── SUPPLIED RECORDS ──

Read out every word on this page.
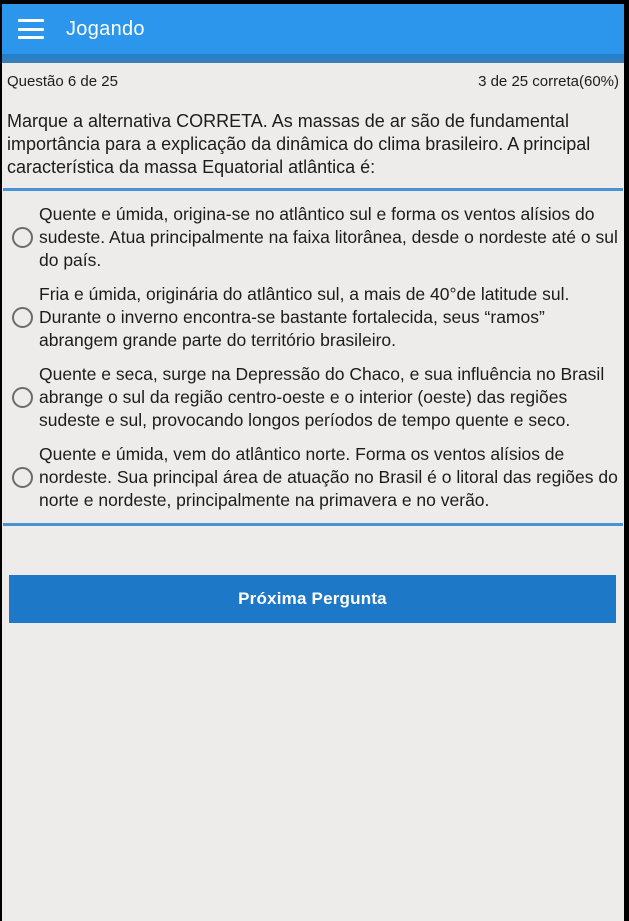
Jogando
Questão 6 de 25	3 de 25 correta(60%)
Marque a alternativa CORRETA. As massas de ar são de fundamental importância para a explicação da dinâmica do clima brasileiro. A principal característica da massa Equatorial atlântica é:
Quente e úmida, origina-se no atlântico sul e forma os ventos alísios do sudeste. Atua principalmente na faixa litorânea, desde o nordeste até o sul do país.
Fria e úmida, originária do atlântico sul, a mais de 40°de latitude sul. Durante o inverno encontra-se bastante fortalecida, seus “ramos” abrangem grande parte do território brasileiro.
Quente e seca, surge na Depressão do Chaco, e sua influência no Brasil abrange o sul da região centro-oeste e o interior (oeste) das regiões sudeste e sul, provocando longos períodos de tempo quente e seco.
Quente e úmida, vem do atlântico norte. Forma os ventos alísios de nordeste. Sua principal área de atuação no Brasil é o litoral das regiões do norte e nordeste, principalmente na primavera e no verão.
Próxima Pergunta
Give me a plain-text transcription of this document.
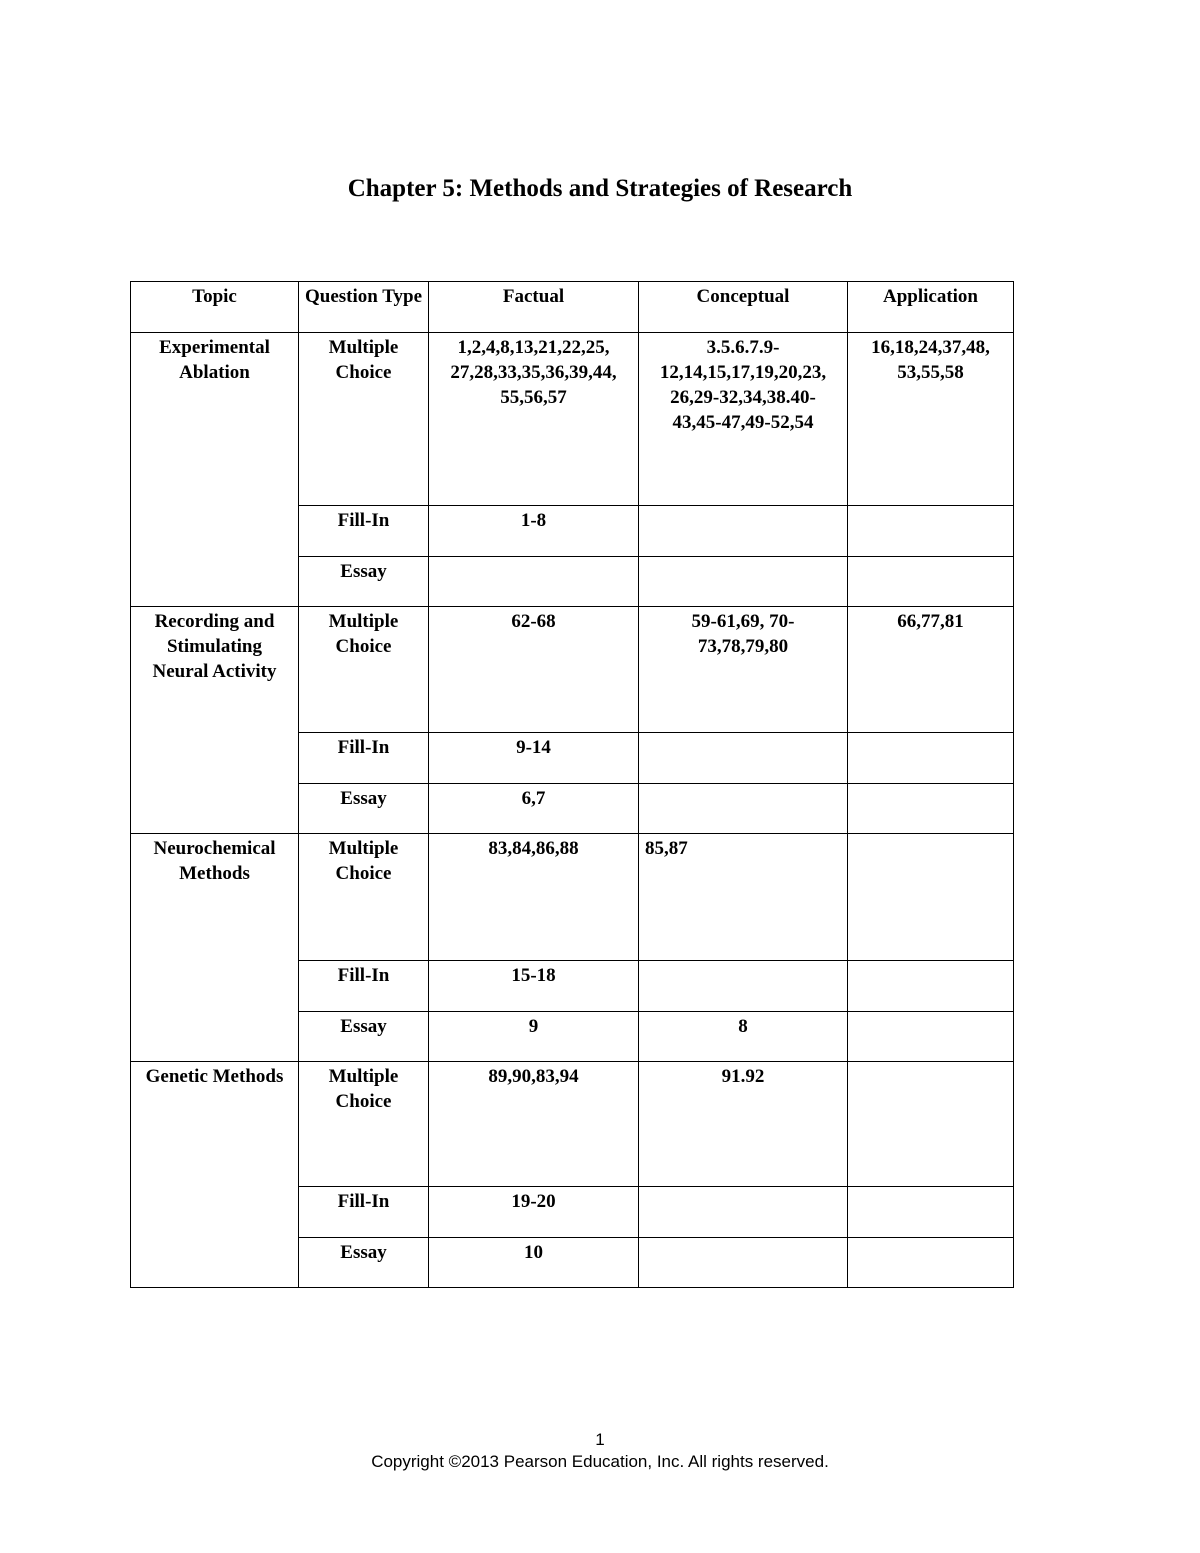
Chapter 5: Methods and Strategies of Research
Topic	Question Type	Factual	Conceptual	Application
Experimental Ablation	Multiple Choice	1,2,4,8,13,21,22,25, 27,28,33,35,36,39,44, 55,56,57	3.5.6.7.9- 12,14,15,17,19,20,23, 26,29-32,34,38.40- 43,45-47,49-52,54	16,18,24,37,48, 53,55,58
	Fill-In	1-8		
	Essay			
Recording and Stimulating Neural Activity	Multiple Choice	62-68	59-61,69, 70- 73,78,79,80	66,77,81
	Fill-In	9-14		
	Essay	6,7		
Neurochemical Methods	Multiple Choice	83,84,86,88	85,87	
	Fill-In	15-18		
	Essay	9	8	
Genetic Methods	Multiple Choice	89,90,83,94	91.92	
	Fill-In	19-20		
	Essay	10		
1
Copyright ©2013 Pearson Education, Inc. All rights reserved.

───

[AIM]: Output all of the records exactly as they appear above, but not the pictures.

[CORRECT OUTPUT]:
Read out every word on this page.
Jogando
Questão 6 de 25	3 de 25 correta(60%)
Marque a alternativa CORRETA. As massas de ar são de fundamental importância para a explicação da dinâmica do clima brasileiro. A principal característica da massa Equatorial atlântica é:
Quente e úmida, origina-se no atlântico sul e forma os ventos alísios do sudeste. Atua principalmente na faixa litorânea, desde o nordeste até o sul do país.
Fria e úmida, originária do atlântico sul, a mais de 40°de latitude sul. Durante o inverno encontra-se bastante fortalecida, seus “ramos” abrangem grande parte do território brasileiro.
Quente e seca, surge na Depressão do Chaco, e sua influência no Brasil abrange o sul da região centro-oeste e o interior (oeste) das regiões sudeste e sul, provocando longos períodos de tempo quente e seco.
Quente e úmida, vem do atlântico norte. Forma os ventos alísios de nordeste. Sua principal área de atuação no Brasil é o litoral das regiões do norte e nordeste, principalmente na primavera e no verão.
Próxima Pergunta
Give me a plain-text transcription of this document.
Chapter 5: Methods and Strategies of Research
Topic	Question Type	Factual	Conceptual	Application
Experimental Ablation	Multiple Choice	1,2,4,8,13,21,22,25, 27,28,33,35,36,39,44, 55,56,57	3.5.6.7.9- 12,14,15,17,19,20,23, 26,29-32,34,38.40- 43,45-47,49-52,54	16,18,24,37,48, 53,55,58
	Fill-In	1-8		
	Essay			
Recording and Stimulating Neural Activity	Multiple Choice	62-68	59-61,69, 70- 73,78,79,80	66,77,81
	Fill-In	9-14		
	Essay	6,7		
Neurochemical Methods	Multiple Choice	83,84,86,88	85,87	
	Fill-In	15-18		
	Essay	9	8	
Genetic Methods	Multiple Choice	89,90,83,94	91.92	
	Fill-In	19-20		
	Essay	10		
1
Copyright ©2013 Pearson Education, Inc. All rights reserved.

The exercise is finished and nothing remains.